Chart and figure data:
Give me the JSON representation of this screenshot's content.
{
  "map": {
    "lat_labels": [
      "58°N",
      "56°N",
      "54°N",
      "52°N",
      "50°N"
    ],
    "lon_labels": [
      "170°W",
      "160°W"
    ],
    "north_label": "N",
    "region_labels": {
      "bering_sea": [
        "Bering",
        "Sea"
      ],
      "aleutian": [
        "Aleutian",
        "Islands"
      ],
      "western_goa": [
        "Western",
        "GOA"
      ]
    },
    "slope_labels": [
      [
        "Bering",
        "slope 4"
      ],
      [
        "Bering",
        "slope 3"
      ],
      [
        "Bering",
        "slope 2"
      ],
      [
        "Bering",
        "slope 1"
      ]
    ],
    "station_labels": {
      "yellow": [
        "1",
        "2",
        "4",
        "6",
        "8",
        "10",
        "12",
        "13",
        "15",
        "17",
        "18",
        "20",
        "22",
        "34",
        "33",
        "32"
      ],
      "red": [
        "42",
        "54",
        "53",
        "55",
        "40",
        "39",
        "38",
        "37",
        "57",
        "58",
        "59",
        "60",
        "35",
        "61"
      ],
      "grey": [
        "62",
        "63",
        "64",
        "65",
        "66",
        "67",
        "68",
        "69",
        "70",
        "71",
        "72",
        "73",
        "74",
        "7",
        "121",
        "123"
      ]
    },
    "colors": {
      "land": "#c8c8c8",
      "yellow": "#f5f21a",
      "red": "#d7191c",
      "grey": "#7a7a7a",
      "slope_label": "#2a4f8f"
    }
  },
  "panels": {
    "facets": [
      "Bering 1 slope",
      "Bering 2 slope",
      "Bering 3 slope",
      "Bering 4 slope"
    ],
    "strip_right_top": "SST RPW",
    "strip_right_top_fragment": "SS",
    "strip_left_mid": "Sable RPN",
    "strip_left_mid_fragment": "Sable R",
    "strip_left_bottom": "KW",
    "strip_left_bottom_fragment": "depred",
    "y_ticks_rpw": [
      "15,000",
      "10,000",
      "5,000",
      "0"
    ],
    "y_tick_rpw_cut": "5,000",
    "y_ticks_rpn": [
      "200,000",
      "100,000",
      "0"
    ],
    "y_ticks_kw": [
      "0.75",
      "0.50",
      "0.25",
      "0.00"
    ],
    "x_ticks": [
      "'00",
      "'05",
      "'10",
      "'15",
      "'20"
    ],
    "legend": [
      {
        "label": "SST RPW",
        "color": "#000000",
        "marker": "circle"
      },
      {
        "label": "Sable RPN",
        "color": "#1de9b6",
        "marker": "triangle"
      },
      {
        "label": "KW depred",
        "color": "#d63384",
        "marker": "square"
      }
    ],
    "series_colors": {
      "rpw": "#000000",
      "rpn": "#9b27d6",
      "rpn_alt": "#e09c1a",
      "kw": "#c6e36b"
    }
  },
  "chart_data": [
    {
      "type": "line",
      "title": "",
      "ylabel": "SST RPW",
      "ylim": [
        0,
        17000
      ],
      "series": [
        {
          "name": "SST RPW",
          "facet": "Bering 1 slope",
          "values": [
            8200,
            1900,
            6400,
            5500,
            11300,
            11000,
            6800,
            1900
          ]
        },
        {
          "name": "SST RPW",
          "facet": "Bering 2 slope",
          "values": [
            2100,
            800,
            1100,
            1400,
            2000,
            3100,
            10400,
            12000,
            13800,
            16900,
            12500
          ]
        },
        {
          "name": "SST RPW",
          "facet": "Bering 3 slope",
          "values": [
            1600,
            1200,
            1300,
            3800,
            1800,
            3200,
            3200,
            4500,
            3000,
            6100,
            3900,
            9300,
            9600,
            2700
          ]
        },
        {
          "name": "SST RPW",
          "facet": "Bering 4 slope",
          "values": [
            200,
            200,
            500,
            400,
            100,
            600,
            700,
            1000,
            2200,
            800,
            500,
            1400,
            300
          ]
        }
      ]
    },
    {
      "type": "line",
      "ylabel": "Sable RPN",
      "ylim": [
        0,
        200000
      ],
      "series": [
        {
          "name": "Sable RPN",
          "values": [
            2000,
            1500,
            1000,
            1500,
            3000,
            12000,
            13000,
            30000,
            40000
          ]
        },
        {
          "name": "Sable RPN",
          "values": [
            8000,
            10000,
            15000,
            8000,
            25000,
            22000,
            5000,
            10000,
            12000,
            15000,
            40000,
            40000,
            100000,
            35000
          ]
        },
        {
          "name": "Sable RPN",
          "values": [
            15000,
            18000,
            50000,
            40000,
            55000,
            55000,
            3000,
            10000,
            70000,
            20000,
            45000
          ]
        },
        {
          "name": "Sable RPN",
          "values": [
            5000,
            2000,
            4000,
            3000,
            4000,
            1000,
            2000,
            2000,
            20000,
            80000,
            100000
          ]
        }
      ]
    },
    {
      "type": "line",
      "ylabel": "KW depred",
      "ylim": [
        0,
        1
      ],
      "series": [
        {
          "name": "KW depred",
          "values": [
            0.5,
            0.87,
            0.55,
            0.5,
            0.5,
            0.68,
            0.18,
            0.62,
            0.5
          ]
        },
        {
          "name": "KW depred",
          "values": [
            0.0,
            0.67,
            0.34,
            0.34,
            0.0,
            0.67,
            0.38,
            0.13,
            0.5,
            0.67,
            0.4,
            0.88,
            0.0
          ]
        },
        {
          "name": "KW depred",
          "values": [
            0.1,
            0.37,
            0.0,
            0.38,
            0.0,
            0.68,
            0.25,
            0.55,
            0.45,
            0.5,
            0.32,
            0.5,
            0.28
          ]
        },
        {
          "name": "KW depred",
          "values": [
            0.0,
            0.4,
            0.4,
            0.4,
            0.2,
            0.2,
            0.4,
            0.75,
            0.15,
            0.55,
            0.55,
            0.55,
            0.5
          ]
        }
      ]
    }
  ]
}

==

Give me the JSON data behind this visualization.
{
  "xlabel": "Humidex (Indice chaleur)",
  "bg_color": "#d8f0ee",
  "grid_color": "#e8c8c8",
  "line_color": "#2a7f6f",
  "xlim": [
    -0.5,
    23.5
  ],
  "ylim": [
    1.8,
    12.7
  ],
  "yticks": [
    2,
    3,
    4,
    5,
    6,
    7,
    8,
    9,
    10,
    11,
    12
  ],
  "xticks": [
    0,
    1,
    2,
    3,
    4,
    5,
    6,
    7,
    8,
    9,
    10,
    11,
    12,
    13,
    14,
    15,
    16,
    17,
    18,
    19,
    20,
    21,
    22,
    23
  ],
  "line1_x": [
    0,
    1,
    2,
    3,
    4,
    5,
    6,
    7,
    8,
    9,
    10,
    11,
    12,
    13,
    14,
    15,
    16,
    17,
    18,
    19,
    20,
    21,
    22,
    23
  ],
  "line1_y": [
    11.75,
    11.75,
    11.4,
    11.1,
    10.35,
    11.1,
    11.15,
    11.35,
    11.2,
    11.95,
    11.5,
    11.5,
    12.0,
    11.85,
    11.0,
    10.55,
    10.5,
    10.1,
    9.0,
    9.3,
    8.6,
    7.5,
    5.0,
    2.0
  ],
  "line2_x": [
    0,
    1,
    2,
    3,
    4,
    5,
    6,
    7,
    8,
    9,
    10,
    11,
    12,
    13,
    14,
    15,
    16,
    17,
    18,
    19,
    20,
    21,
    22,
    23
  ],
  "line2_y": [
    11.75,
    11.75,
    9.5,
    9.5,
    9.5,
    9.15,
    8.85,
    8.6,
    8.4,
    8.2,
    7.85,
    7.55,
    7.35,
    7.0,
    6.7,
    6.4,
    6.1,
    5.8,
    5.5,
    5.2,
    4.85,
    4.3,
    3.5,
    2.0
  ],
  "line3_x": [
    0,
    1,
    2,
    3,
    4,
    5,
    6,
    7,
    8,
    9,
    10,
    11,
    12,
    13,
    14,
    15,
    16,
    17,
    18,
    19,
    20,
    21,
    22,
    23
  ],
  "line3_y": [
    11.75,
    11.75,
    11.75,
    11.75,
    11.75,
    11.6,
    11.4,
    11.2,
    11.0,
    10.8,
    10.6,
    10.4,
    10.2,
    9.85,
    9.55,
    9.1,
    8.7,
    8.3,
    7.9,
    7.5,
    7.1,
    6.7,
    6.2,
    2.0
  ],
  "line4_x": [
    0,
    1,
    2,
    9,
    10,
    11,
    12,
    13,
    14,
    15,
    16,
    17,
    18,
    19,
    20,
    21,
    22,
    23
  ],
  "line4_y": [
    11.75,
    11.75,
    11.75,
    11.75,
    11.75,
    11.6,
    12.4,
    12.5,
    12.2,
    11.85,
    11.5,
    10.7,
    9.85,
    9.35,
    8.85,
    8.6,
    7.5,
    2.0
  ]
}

# Task details
Read through the entries and copy every line that includes "Give".

# Correct result
Give me the JSON representation of this screenshot's content.
Give me the JSON data behind this visualization.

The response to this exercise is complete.